▶ Task statement
Please copy out every one of the items below, keeping each line and every character unchanged.

Dataset rows start

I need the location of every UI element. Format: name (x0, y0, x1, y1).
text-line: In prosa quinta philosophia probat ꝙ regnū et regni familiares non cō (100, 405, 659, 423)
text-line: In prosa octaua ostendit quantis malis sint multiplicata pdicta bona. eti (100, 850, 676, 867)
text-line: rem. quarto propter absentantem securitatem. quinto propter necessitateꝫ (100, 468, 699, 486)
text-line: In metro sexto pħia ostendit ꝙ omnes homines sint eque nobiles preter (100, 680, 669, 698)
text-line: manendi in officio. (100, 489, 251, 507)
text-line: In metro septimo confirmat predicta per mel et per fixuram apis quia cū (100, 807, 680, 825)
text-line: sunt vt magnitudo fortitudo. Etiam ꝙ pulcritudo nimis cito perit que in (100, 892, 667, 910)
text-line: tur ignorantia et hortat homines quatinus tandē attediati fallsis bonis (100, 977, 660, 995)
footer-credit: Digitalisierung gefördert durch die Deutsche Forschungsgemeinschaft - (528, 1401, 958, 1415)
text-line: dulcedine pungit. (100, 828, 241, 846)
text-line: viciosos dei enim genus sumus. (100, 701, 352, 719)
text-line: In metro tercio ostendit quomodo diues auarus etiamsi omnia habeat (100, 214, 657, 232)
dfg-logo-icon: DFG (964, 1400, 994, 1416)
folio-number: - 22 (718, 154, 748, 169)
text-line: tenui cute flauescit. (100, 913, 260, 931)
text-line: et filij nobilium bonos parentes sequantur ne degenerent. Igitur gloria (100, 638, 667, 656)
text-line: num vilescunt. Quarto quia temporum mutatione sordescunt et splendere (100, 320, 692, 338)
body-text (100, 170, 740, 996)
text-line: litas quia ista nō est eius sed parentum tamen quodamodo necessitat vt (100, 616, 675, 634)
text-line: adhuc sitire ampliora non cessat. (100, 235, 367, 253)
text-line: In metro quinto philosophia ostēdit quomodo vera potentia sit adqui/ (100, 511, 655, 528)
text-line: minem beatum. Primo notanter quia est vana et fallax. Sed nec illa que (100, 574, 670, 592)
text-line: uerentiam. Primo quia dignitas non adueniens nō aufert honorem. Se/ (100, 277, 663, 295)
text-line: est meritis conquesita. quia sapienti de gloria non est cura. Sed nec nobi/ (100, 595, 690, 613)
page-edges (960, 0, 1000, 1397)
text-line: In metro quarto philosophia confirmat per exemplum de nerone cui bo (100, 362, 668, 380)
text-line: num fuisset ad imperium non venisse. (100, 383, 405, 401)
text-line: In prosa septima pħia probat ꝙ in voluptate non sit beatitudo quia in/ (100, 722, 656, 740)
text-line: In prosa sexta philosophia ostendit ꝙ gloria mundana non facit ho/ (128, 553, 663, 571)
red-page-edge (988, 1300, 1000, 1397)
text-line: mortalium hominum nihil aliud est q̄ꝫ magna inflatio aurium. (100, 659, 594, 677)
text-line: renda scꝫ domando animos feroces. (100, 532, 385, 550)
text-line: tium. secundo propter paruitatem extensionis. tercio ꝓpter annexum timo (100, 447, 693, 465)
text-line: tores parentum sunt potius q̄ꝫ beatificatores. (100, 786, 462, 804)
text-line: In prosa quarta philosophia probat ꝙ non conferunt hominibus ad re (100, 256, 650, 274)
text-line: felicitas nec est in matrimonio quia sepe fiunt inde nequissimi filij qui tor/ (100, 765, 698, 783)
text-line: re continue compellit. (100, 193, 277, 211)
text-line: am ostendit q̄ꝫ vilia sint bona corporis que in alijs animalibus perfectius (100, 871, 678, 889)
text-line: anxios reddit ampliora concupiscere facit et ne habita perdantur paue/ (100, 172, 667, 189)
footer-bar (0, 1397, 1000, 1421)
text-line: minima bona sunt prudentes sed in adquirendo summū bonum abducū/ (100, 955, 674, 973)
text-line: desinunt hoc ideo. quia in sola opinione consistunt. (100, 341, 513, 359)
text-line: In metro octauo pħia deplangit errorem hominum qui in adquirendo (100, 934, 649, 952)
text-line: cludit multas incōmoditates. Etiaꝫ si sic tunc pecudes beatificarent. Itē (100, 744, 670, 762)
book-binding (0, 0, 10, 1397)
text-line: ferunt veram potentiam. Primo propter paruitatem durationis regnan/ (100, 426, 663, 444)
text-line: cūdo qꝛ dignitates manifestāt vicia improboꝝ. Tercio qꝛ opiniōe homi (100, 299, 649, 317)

Dataset rows end

▶ Complete response
I need the location of every UI element. Format: name (x0, y0, x1, y1).
text-line: In prosa quinta philosophia probat ꝙ regnū et regni familiares non cō (100, 405, 659, 423)
text-line: In prosa octaua ostendit quantis malis sint multiplicata pdicta bona. eti (100, 850, 676, 867)
text-line: rem. quarto propter absentantem securitatem. quinto propter necessitateꝫ (100, 468, 699, 486)
text-line: In metro sexto pħia ostendit ꝙ omnes homines sint eque nobiles preter (100, 680, 669, 698)
text-line: manendi in officio. (100, 489, 251, 507)
text-line: In metro septimo confirmat predicta per mel et per fixuram apis quia cū (100, 807, 680, 825)
text-line: sunt vt magnitudo fortitudo. Etiam ꝙ pulcritudo nimis cito perit que in (100, 892, 667, 910)
text-line: tur ignorantia et hortat homines quatinus tandē attediati fallsis bonis (100, 977, 660, 995)
footer-credit: Digitalisierung gefördert durch die Deutsche Forschungsgemeinschaft - (528, 1401, 958, 1415)
text-line: dulcedine pungit. (100, 828, 241, 846)
text-line: viciosos dei enim genus sumus. (100, 701, 352, 719)
text-line: In metro tercio ostendit quomodo diues auarus etiamsi omnia habeat (100, 214, 657, 232)
dfg-logo-icon: DFG (964, 1400, 994, 1416)
folio-number: - 22 (718, 154, 748, 169)
text-line: tenui cute flauescit. (100, 913, 260, 931)
text-line: et filij nobilium bonos parentes sequantur ne degenerent. Igitur gloria (100, 638, 667, 656)
text-line: num vilescunt. Quarto quia temporum mutatione sordescunt et splendere (100, 320, 692, 338)
body-text (100, 170, 740, 996)
text-line: litas quia ista nō est eius sed parentum tamen quodamodo necessitat vt (100, 616, 675, 634)
text-line: adhuc sitire ampliora non cessat. (100, 235, 367, 253)
text-line: In metro quinto philosophia ostēdit quomodo vera potentia sit adqui/ (100, 511, 655, 528)
text-line: minem beatum. Primo notanter quia est vana et fallax. Sed nec illa que (100, 574, 670, 592)
text-line: uerentiam. Primo quia dignitas non adueniens nō aufert honorem. Se/ (100, 277, 663, 295)
text-line: est meritis conquesita. quia sapienti de gloria non est cura. Sed nec nobi/ (100, 595, 690, 613)
page-edges (960, 0, 1000, 1397)
text-line: In metro quarto philosophia confirmat per exemplum de nerone cui bo (100, 362, 668, 380)
text-line: num fuisset ad imperium non venisse. (100, 383, 405, 401)
text-line: In prosa septima pħia probat ꝙ in voluptate non sit beatitudo quia in/ (100, 722, 656, 740)
text-line: In prosa sexta philosophia ostendit ꝙ gloria mundana non facit ho/ (128, 553, 663, 571)
red-page-edge (988, 1300, 1000, 1397)
text-line: mortalium hominum nihil aliud est q̄ꝫ magna inflatio aurium. (100, 659, 594, 677)
text-line: renda scꝫ domando animos feroces. (100, 532, 385, 550)
text-line: tium. secundo propter paruitatem extensionis. tercio ꝓpter annexum timo (100, 447, 693, 465)
text-line: tores parentum sunt potius q̄ꝫ beatificatores. (100, 786, 462, 804)
text-line: In prosa quarta philosophia probat ꝙ non conferunt hominibus ad re (100, 256, 650, 274)
text-line: felicitas nec est in matrimonio quia sepe fiunt inde nequissimi filij qui tor/ (100, 765, 698, 783)
text-line: re continue compellit. (100, 193, 277, 211)
text-line: am ostendit q̄ꝫ vilia sint bona corporis que in alijs animalibus perfectius (100, 871, 678, 889)
text-line: anxios reddit ampliora concupiscere facit et ne habita perdantur paue/ (100, 172, 667, 189)
footer-bar (0, 1397, 1000, 1421)
text-line: minima bona sunt prudentes sed in adquirendo summū bonum abducū/ (100, 955, 674, 973)
text-line: desinunt hoc ideo. quia in sola opinione consistunt. (100, 341, 513, 359)
text-line: In metro octauo pħia deplangit errorem hominum qui in adquirendo (100, 934, 649, 952)
text-line: cludit multas incōmoditates. Etiaꝫ si sic tunc pecudes beatificarent. Itē (100, 744, 670, 762)
book-binding (0, 0, 10, 1397)
text-line: ferunt veram potentiam. Primo propter paruitatem durationis regnan/ (100, 426, 663, 444)
text-line: cūdo qꝛ dignitates manifestāt vicia improboꝝ. Tercio qꝛ opiniōe homi (100, 299, 649, 317)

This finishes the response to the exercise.